→ **GOAL**:
From the listing below, pull each line that includes "прочих".

##### DATASET #####

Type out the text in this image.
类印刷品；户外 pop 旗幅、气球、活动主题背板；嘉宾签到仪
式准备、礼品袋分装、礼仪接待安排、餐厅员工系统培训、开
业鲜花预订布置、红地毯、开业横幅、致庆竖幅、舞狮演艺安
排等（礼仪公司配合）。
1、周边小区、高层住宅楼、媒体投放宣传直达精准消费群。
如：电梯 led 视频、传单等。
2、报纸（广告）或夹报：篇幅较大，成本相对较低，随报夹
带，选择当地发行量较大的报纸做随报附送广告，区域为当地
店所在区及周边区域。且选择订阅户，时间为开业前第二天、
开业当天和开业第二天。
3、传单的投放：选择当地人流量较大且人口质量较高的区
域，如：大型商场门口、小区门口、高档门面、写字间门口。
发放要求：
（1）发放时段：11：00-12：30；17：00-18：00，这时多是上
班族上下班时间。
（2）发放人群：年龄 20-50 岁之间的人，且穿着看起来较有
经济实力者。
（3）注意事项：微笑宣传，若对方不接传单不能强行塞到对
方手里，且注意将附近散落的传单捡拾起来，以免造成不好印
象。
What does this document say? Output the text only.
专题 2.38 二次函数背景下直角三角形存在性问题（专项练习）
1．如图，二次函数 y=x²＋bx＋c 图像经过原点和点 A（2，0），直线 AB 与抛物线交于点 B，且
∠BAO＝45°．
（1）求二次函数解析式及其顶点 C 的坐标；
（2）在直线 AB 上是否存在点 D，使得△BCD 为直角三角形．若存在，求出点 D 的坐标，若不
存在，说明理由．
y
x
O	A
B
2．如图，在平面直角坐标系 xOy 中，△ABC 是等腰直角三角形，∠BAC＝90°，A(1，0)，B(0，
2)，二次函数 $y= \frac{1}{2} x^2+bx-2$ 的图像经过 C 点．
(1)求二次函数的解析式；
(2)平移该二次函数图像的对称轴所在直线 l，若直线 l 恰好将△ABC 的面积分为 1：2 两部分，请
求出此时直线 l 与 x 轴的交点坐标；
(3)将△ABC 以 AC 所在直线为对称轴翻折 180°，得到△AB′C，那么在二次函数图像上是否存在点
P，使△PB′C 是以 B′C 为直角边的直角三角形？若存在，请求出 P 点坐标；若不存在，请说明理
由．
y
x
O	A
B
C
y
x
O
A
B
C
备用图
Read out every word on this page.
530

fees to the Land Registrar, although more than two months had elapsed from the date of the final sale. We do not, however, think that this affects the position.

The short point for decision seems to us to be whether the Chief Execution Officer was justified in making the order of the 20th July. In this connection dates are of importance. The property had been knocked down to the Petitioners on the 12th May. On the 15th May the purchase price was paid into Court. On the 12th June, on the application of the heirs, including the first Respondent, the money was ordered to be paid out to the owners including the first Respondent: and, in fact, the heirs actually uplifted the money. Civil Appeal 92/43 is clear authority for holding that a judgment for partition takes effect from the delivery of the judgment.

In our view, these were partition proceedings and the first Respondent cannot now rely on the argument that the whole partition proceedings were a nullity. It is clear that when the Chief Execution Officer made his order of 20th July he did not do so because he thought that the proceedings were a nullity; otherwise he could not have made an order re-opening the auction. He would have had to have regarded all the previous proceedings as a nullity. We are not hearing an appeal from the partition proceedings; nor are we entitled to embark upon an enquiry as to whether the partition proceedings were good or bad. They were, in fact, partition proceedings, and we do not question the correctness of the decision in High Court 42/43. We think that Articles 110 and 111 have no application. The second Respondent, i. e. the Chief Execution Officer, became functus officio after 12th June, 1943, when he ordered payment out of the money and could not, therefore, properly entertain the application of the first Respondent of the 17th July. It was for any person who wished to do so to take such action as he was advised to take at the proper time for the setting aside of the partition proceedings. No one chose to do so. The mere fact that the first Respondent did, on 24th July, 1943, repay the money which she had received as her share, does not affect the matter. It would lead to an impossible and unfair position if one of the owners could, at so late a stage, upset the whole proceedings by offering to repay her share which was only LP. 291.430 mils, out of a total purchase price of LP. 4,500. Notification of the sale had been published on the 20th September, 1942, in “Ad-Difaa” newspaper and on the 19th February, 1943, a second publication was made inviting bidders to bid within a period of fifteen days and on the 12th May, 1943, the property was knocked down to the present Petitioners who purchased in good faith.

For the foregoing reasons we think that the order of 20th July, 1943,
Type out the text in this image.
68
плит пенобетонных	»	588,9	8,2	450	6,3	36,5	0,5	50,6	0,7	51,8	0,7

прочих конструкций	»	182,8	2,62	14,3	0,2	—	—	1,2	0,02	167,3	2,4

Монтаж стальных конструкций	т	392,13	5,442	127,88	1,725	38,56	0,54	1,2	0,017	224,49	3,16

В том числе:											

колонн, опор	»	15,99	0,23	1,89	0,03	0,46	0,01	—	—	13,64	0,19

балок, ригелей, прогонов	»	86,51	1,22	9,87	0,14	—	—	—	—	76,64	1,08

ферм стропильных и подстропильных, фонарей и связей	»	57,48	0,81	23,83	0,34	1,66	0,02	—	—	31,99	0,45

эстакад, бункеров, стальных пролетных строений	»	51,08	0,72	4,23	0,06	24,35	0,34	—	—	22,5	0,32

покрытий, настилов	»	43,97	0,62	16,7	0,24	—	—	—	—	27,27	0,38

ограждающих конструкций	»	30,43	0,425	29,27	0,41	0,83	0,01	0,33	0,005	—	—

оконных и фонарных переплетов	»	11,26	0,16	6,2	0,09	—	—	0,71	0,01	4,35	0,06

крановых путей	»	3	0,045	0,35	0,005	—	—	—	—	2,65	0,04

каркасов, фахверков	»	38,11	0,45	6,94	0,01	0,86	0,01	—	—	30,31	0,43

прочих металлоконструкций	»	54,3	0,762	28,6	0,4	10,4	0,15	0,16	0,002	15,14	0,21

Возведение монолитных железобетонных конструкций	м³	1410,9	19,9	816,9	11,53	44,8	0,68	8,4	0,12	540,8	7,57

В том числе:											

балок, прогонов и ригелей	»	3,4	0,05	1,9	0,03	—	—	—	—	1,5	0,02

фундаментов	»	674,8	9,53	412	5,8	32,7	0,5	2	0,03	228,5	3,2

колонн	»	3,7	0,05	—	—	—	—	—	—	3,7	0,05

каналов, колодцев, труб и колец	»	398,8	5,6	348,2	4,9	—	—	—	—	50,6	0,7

#####

→ **ANSWER FOR THIS EXERCISE**:
прочих конструкций	»	182,8	2,62	14,3	0,2	—	—	1,2	0,02	167,3	2,4
прочих металлоконструкций	»	54,3	0,762	28,6	0,4	10,4	0,15	0,16	0,002	15,14	0,21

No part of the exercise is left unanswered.